*** Begin section ***
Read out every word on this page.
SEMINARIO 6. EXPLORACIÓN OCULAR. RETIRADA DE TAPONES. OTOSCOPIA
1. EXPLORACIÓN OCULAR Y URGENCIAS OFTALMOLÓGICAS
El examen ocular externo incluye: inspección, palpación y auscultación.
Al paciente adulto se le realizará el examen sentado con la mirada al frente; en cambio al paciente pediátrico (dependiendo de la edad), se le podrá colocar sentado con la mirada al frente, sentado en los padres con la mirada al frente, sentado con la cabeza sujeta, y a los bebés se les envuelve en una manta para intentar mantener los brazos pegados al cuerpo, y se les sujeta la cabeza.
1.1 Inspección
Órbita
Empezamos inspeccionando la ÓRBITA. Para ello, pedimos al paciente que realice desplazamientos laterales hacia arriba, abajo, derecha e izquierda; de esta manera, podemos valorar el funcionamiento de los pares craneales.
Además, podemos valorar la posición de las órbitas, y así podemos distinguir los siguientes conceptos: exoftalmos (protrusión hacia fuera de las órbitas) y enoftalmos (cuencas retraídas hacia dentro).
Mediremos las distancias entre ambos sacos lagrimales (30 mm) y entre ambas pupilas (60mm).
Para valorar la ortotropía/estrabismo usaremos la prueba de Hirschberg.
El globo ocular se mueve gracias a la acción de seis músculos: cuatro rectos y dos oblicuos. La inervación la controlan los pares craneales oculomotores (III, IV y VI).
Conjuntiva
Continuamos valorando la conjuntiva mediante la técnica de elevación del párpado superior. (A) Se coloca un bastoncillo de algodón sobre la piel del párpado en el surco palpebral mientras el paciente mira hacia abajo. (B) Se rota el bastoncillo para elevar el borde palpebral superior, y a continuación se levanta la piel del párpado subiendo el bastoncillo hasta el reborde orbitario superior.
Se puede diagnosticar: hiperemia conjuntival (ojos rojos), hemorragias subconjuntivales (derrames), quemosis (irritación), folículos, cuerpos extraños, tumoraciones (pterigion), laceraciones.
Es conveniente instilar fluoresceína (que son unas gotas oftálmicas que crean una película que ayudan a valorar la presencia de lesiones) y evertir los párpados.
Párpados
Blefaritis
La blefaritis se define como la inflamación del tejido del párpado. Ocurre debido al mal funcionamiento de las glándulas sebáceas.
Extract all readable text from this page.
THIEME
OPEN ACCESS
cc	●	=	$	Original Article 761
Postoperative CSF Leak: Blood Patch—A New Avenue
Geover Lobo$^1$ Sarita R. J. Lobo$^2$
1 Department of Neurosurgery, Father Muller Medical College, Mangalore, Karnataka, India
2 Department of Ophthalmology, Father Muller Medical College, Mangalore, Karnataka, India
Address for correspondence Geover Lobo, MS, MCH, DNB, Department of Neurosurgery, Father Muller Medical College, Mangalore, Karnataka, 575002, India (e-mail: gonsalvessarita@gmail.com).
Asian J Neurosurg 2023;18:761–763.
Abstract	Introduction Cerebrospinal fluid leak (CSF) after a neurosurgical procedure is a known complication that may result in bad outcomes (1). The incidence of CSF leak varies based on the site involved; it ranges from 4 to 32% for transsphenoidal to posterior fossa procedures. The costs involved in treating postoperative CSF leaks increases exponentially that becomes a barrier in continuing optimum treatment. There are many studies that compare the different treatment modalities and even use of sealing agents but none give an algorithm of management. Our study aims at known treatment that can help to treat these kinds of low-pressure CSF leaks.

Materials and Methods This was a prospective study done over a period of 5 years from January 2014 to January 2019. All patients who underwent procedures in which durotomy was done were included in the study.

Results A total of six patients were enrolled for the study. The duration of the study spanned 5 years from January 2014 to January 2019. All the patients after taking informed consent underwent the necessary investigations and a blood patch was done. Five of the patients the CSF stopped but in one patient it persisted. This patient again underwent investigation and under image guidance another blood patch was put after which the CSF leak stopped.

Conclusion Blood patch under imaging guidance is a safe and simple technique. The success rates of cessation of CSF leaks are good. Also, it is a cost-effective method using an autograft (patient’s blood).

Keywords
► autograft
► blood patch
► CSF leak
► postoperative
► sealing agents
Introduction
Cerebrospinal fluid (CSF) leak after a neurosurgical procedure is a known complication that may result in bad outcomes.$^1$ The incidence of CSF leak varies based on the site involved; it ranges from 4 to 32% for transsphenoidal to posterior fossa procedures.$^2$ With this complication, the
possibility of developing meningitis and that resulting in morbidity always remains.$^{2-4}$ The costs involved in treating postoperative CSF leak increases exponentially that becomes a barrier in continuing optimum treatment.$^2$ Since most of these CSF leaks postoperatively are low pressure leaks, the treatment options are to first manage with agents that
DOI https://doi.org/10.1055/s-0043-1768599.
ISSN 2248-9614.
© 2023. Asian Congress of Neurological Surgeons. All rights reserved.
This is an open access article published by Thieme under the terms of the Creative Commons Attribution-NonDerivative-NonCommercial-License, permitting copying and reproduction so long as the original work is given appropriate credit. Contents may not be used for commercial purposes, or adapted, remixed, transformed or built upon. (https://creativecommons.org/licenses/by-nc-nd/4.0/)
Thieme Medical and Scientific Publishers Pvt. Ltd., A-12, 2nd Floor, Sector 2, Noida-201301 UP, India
*** End section ***
## WORK TASK:
Repeat each line above exactly as it stands.

## TASK RESULT:
Read out every word on this page.
SEMINARIO 6. EXPLORACIÓN OCULAR. RETIRADA DE TAPONES. OTOSCOPIA
1. EXPLORACIÓN OCULAR Y URGENCIAS OFTALMOLÓGICAS
El examen ocular externo incluye: inspección, palpación y auscultación.
Al paciente adulto se le realizará el examen sentado con la mirada al frente; en cambio al paciente pediátrico (dependiendo de la edad), se le podrá colocar sentado con la mirada al frente, sentado en los padres con la mirada al frente, sentado con la cabeza sujeta, y a los bebés se les envuelve en una manta para intentar mantener los brazos pegados al cuerpo, y se les sujeta la cabeza.
1.1 Inspección
Órbita
Empezamos inspeccionando la ÓRBITA. Para ello, pedimos al paciente que realice desplazamientos laterales hacia arriba, abajo, derecha e izquierda; de esta manera, podemos valorar el funcionamiento de los pares craneales.
Además, podemos valorar la posición de las órbitas, y así podemos distinguir los siguientes conceptos: exoftalmos (protrusión hacia fuera de las órbitas) y enoftalmos (cuencas retraídas hacia dentro).
Mediremos las distancias entre ambos sacos lagrimales (30 mm) y entre ambas pupilas (60mm).
Para valorar la ortotropía/estrabismo usaremos la prueba de Hirschberg.
El globo ocular se mueve gracias a la acción de seis músculos: cuatro rectos y dos oblicuos. La inervación la controlan los pares craneales oculomotores (III, IV y VI).
Conjuntiva
Continuamos valorando la conjuntiva mediante la técnica de elevación del párpado superior. (A) Se coloca un bastoncillo de algodón sobre la piel del párpado en el surco palpebral mientras el paciente mira hacia abajo. (B) Se rota el bastoncillo para elevar el borde palpebral superior, y a continuación se levanta la piel del párpado subiendo el bastoncillo hasta el reborde orbitario superior.
Se puede diagnosticar: hiperemia conjuntival (ojos rojos), hemorragias subconjuntivales (derrames), quemosis (irritación), folículos, cuerpos extraños, tumoraciones (pterigion), laceraciones.
Es conveniente instilar fluoresceína (que son unas gotas oftálmicas que crean una película que ayudan a valorar la presencia de lesiones) y evertir los párpados.
Párpados
Blefaritis
La blefaritis se define como la inflamación del tejido del párpado. Ocurre debido al mal funcionamiento de las glándulas sebáceas.
Extract all readable text from this page.
THIEME
OPEN ACCESS
cc	●	=	$	Original Article 761
Postoperative CSF Leak: Blood Patch—A New Avenue
Geover Lobo$^1$ Sarita R. J. Lobo$^2$
1 Department of Neurosurgery, Father Muller Medical College, Mangalore, Karnataka, India
2 Department of Ophthalmology, Father Muller Medical College, Mangalore, Karnataka, India
Address for correspondence Geover Lobo, MS, MCH, DNB, Department of Neurosurgery, Father Muller Medical College, Mangalore, Karnataka, 575002, India (e-mail: gonsalvessarita@gmail.com).
Asian J Neurosurg 2023;18:761–763.
Abstract	Introduction Cerebrospinal fluid leak (CSF) after a neurosurgical procedure is a known complication that may result in bad outcomes (1). The incidence of CSF leak varies based on the site involved; it ranges from 4 to 32% for transsphenoidal to posterior fossa procedures. The costs involved in treating postoperative CSF leaks increases exponentially that becomes a barrier in continuing optimum treatment. There are many studies that compare the different treatment modalities and even use of sealing agents but none give an algorithm of management. Our study aims at known treatment that can help to treat these kinds of low-pressure CSF leaks.

Materials and Methods This was a prospective study done over a period of 5 years from January 2014 to January 2019. All patients who underwent procedures in which durotomy was done were included in the study.

Results A total of six patients were enrolled for the study. The duration of the study spanned 5 years from January 2014 to January 2019. All the patients after taking informed consent underwent the necessary investigations and a blood patch was done. Five of the patients the CSF stopped but in one patient it persisted. This patient again underwent investigation and under image guidance another blood patch was put after which the CSF leak stopped.

Conclusion Blood patch under imaging guidance is a safe and simple technique. The success rates of cessation of CSF leaks are good. Also, it is a cost-effective method using an autograft (patient’s blood).

Keywords
► autograft
► blood patch
► CSF leak
► postoperative
► sealing agents
Introduction
Cerebrospinal fluid (CSF) leak after a neurosurgical procedure is a known complication that may result in bad outcomes.$^1$ The incidence of CSF leak varies based on the site involved; it ranges from 4 to 32% for transsphenoidal to posterior fossa procedures.$^2$ With this complication, the
possibility of developing meningitis and that resulting in morbidity always remains.$^{2-4}$ The costs involved in treating postoperative CSF leak increases exponentially that becomes a barrier in continuing optimum treatment.$^2$ Since most of these CSF leaks postoperatively are low pressure leaks, the treatment options are to first manage with agents that
DOI https://doi.org/10.1055/s-0043-1768599.
ISSN 2248-9614.
© 2023. Asian Congress of Neurological Surgeons. All rights reserved.
This is an open access article published by Thieme under the terms of the Creative Commons Attribution-NonDerivative-NonCommercial-License, permitting copying and reproduction so long as the original work is given appropriate credit. Contents may not be used for commercial purposes, or adapted, remixed, transformed or built upon. (https://creativecommons.org/licenses/by-nc-nd/4.0/)
Thieme Medical and Scientific Publishers Pvt. Ltd., A-12, 2nd Floor, Sector 2, Noida-201301 UP, India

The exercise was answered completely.